----- Ausgangstext

Schweden stoppt umstrittenes Experiment: Klimamanipulation abgeblasen

Kann Kalkpulver in der Stratosphäre die Erderwärmung bremsen? In Lappland gab es Proteste gegen ein solches Experiment – es wurde nun gestoppt.

Ein riesiger Ballon wird startklar gemacht

Riskantes Projekt: Geoengineering-Versuch der Nasa in Neuseeland Foto: imago stock&people

STOCKHOLM taz | Mehrere Kilo Kalziumkarbonat mit einem Ballon 20 Kilometer hoch in die Stratosphäre transportieren und dort das Kalkpulver in einer ein bis zwei Kilometer langen und mehrere 100 Meter breiten Wolke freisetzen: Das sieht das ScoPEx- Experiment der US-amerikanischen Harvard-Universität vor.

Die WissenschaftlerInnen wollen so testen, inwieweit reflektierende Partikel die Sonneneinstrahlung verringern und so einen kühlenden Effekt auf die Erdatmosphäre haben könnten. Dieser „Stratospheric Aerosol Injection“-Plan ist eine der umstrittenen Geoengineering-Ideen, mit denen man hofft, den Klimawandel bremsen zu können. Bei Geoengineering handelt es sich um großtechnische Eingriffe in die globalen ökologischen Abläufe.

Lange suchten die Harvard-WissenschaftlerInnen, die schon 2018 ein erstes Projekt zum „Dimmen“ der Sonne vorgestellt hatten, nach einem passenden Startplatz für ihren Ballonversuch. 2020 wurden sie in Schweden fündig. Die staatliche Raumfahrtgesellschaft SSC war bereit, ihr lappländisches Raumfahrtzentrum Esrange, von wo aus Höhenforschungsraketen und -ballons gestartet werden, für das von Bill Gates mitfinanzierte Experiment zur Verfügung zu stellen. Bei einem ersten Ballonstart im Juni sollte die Technik getestet, im Herbst 2021 oder im Frühjahr 2022 dann das Pulver freigesetzt werden.

Aber daraus wird nun nichts. Ende letzter Woche gaben Harvard und SSC bekannt, dass die Pläne auf Eis gelegt würden: Es gebe in der internationalen Wissenschaft einen Bedarf nach weiterer Diskussion zu diesem Thema, denn bislang gebe es „keinen Konsens, inwieweit ein solcher Versuch angemessen ist“. Die SSC-Mitteilung führt eine weitere Begründung an, die eine Beteiligung Schwedens am Test auf absehbare Zeit unmöglich machen dürfte: „Es fehlen heute internationale Abkommen bezüglich der Forschung im Geoengineering-Sektor.“

Diese Erkenntnis sollte der staatlichen Raumfahrtgesellschaft allerdings nicht erst jetzt kommen. Schweden hat sich als Mitunterzeichner des „Übereinkommens über die biologische Vielfalt“ schon 2010 ausdrücklich zu einem Moratorium bezüglich solcher Experimente verpflichtet.

----------
----- Bereitgestellte Daten

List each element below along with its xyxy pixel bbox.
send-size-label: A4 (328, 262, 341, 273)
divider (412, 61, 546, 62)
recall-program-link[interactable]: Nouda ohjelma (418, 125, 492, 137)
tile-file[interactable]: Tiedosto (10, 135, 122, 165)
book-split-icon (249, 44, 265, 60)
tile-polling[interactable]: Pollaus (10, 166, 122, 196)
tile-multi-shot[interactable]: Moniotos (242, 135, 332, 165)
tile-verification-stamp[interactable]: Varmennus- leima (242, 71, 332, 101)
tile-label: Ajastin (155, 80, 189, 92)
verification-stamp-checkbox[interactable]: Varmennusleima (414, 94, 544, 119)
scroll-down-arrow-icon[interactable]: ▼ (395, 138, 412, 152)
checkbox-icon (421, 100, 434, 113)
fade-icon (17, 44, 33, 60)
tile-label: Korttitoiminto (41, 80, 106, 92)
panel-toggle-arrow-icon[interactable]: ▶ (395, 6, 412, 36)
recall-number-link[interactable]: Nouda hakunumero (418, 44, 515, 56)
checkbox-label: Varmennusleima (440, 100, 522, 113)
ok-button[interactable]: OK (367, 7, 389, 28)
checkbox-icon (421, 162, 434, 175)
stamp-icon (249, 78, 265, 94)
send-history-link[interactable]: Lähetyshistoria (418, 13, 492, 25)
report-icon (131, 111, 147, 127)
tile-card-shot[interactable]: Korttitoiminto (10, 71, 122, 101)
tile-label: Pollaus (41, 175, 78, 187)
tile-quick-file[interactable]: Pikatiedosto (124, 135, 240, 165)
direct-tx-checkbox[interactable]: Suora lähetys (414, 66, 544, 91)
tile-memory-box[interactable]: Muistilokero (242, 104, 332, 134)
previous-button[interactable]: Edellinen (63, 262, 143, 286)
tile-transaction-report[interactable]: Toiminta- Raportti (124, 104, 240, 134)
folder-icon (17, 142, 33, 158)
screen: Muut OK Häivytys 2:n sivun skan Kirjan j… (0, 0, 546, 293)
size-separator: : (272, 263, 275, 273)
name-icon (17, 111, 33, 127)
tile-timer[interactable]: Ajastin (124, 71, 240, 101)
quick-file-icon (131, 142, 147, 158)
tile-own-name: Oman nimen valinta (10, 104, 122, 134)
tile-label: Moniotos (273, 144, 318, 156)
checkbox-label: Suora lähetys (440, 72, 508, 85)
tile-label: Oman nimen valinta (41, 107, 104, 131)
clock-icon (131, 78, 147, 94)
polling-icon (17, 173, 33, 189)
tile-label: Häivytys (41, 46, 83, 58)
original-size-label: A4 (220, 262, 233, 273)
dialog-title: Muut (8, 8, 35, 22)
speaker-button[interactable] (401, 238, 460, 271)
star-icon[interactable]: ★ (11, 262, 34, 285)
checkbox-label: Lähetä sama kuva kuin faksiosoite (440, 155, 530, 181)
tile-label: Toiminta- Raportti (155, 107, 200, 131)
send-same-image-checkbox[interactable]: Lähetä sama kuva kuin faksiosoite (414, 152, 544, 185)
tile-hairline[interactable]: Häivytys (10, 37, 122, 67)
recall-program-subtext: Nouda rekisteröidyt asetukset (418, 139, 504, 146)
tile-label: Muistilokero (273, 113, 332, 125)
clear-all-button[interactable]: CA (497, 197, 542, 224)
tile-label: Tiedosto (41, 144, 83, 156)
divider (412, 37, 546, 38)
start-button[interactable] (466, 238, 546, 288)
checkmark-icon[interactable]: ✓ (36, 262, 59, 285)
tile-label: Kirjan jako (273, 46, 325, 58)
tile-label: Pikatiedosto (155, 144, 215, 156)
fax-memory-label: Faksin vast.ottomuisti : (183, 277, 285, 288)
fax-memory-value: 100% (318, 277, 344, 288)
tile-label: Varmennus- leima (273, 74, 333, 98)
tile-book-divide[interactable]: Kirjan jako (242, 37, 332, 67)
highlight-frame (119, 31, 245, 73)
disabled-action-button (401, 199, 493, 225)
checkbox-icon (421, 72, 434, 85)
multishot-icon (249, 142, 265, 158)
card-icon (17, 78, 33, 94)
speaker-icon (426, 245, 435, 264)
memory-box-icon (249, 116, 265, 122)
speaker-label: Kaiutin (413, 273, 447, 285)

----------

__Arbeitsauftrag A__: Schreiben Sie aus dem Ausgangstext alles von „Schweden stoppt umstrittenes“ bis einschließlich „US-amerikanischen Harvard-Universität vor.“ wortgetreu ab.
__Arbeitsauftrag B__: Nennen Sie alle Jahreszahlen, die im Ausgangstext vorkommen.

__Endgültige Antwort A__:
Schweden stoppt umstrittenes Experiment: Klimamanipulation abgeblasen

Kann Kalkpulver in der Stratosphäre die Erderwärmung bremsen? In Lappland gab es Proteste gegen ein solches Experiment – es wurde nun gestoppt.

Ein riesiger Ballon wird startklar gemacht

Riskantes Projekt: Geoengineering-Versuch der Nasa in Neuseeland Foto: imago stock&people

STOCKHOLM taz | Mehrere Kilo Kalziumkarbonat mit einem Ballon 20 Kilometer hoch in die Stratosphäre transportieren und dort das Kalkpulver in einer ein bis zwei Kilometer langen und mehrere 100 Meter breiten Wolke freisetzen: Das sieht das ScoPEx- Experiment der US-amerikanischen Harvard-Universität vor.

__Endgültige Antwort B__: 2018, 2020, 2021, 2022, 2010